+++ Material supplied +++
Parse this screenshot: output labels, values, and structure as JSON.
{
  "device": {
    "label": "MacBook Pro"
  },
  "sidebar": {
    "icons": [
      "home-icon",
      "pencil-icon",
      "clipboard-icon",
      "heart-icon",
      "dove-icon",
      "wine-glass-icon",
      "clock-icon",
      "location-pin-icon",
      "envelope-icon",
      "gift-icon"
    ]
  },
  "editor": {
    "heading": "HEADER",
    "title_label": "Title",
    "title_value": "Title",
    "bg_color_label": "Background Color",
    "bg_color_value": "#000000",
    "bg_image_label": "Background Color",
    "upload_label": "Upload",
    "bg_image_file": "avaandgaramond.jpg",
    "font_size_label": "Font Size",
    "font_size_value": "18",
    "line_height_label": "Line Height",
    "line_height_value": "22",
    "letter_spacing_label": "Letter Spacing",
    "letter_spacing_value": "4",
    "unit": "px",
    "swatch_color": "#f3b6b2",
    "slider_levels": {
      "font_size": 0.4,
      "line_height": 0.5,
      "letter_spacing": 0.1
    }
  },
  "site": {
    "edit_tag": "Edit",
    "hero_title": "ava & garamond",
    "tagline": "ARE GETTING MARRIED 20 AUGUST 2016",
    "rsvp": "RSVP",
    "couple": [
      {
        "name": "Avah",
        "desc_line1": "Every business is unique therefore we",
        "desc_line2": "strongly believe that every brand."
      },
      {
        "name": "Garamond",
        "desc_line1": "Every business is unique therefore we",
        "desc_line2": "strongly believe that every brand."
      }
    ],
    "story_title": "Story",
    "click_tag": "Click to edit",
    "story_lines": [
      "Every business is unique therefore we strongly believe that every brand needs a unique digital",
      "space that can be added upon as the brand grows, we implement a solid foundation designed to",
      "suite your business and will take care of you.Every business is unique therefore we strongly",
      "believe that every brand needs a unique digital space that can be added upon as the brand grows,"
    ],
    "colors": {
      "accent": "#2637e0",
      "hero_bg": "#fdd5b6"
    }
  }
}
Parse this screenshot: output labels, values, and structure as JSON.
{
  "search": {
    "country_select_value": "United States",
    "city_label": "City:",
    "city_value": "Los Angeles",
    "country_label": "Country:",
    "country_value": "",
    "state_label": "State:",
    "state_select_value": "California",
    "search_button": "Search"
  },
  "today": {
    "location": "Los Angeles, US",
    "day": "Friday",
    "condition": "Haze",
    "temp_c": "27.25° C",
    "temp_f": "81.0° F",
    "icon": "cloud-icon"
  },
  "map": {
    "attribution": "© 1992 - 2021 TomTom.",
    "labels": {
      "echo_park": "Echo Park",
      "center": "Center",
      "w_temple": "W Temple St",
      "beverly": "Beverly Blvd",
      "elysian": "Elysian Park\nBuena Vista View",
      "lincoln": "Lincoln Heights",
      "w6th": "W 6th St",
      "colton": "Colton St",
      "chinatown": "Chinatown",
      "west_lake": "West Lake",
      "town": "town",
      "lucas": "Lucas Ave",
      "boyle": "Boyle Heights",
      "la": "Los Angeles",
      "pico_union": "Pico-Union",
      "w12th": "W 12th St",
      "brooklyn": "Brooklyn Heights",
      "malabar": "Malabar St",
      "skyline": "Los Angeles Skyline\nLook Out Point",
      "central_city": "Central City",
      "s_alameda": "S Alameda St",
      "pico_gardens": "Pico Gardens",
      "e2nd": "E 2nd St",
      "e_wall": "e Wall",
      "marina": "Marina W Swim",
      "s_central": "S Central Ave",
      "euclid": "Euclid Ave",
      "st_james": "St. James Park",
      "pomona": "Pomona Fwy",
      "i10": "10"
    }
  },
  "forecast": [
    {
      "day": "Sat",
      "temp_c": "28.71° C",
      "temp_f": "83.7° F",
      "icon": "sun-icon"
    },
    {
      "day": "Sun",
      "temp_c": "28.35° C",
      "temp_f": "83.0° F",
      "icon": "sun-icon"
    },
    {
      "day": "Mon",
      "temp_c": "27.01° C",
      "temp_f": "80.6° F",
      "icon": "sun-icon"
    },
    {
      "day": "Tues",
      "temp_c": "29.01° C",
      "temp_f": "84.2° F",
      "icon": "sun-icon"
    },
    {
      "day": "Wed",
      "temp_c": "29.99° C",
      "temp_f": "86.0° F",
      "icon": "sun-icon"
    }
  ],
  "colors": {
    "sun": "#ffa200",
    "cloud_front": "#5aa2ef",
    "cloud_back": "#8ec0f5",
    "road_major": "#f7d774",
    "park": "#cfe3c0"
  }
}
+++
Extract all the material, leaving every line as it is.

Parse this screenshot: output labels, values, and structure as JSON.
{
  "device": {
    "label": "MacBook Pro"
  },
  "sidebar": {
    "icons": [
      "home-icon",
      "pencil-icon",
      "clipboard-icon",
      "heart-icon",
      "dove-icon",
      "wine-glass-icon",
      "clock-icon",
      "location-pin-icon",
      "envelope-icon",
      "gift-icon"
    ]
  },
  "editor": {
    "heading": "HEADER",
    "title_label": "Title",
    "title_value": "Title",
    "bg_color_label": "Background Color",
    "bg_color_value": "#000000",
    "bg_image_label": "Background Color",
    "upload_label": "Upload",
    "bg_image_file": "avaandgaramond.jpg",
    "font_size_label": "Font Size",
    "font_size_value": "18",
    "line_height_label": "Line Height",
    "line_height_value": "22",
    "letter_spacing_label": "Letter Spacing",
    "letter_spacing_value": "4",
    "unit": "px",
    "swatch_color": "#f3b6b2",
    "slider_levels": {
      "font_size": 0.4,
      "line_height": 0.5,
      "letter_spacing": 0.1
    }
  },
  "site": {
    "edit_tag": "Edit",
    "hero_title": "ava & garamond",
    "tagline": "ARE GETTING MARRIED 20 AUGUST 2016",
    "rsvp": "RSVP",
    "couple": [
      {
        "name": "Avah",
        "desc_line1": "Every business is unique therefore we",
        "desc_line2": "strongly believe that every brand."
      },
      {
        "name": "Garamond",
        "desc_line1": "Every business is unique therefore we",
        "desc_line2": "strongly believe that every brand."
      }
    ],
    "story_title": "Story",
    "click_tag": "Click to edit",
    "story_lines": [
      "Every business is unique therefore we strongly believe that every brand needs a unique digital",
      "space that can be added upon as the brand grows, we implement a solid foundation designed to",
      "suite your business and will take care of you.Every business is unique therefore we strongly",
      "believe that every brand needs a unique digital space that can be added upon as the brand grows,"
    ],
    "colors": {
      "accent": "#2637e0",
      "hero_bg": "#fdd5b6"
    }
  }
}
Parse this screenshot: output labels, values, and structure as JSON.
{
  "search": {
    "country_select_value": "United States",
    "city_label": "City:",
    "city_value": "Los Angeles",
    "country_label": "Country:",
    "country_value": "",
    "state_label": "State:",
    "state_select_value": "California",
    "search_button": "Search"
  },
  "today": {
    "location": "Los Angeles, US",
    "day": "Friday",
    "condition": "Haze",
    "temp_c": "27.25° C",
    "temp_f": "81.0° F",
    "icon": "cloud-icon"
  },
  "map": {
    "attribution": "© 1992 - 2021 TomTom.",
    "labels": {
      "echo_park": "Echo Park",
      "center": "Center",
      "w_temple": "W Temple St",
      "beverly": "Beverly Blvd",
      "elysian": "Elysian Park\nBuena Vista View",
      "lincoln": "Lincoln Heights",
      "w6th": "W 6th St",
      "colton": "Colton St",
      "chinatown": "Chinatown",
      "west_lake": "West Lake",
      "town": "town",
      "lucas": "Lucas Ave",
      "boyle": "Boyle Heights",
      "la": "Los Angeles",
      "pico_union": "Pico-Union",
      "w12th": "W 12th St",
      "brooklyn": "Brooklyn Heights",
      "malabar": "Malabar St",
      "skyline": "Los Angeles Skyline\nLook Out Point",
      "central_city": "Central City",
      "s_alameda": "S Alameda St",
      "pico_gardens": "Pico Gardens",
      "e2nd": "E 2nd St",
      "e_wall": "e Wall",
      "marina": "Marina W Swim",
      "s_central": "S Central Ave",
      "euclid": "Euclid Ave",
      "st_james": "St. James Park",
      "pomona": "Pomona Fwy",
      "i10": "10"
    }
  },
  "forecast": [
    {
      "day": "Sat",
      "temp_c": "28.71° C",
      "temp_f": "83.7° F",
      "icon": "sun-icon"
    },
    {
      "day": "Sun",
      "temp_c": "28.35° C",
      "temp_f": "83.0° F",
      "icon": "sun-icon"
    },
    {
      "day": "Mon",
      "temp_c": "27.01° C",
      "temp_f": "80.6° F",
      "icon": "sun-icon"
    },
    {
      "day": "Tues",
      "temp_c": "29.01° C",
      "temp_f": "84.2° F",
      "icon": "sun-icon"
    },
    {
      "day": "Wed",
      "temp_c": "29.99° C",
      "temp_f": "86.0° F",
      "icon": "sun-icon"
    }
  ],
  "colors": {
    "sun": "#ffa200",
    "cloud_front": "#5aa2ef",
    "cloud_back": "#8ec0f5",
    "road_major": "#f7d774",
    "park": "#cfe3c0"
  }
}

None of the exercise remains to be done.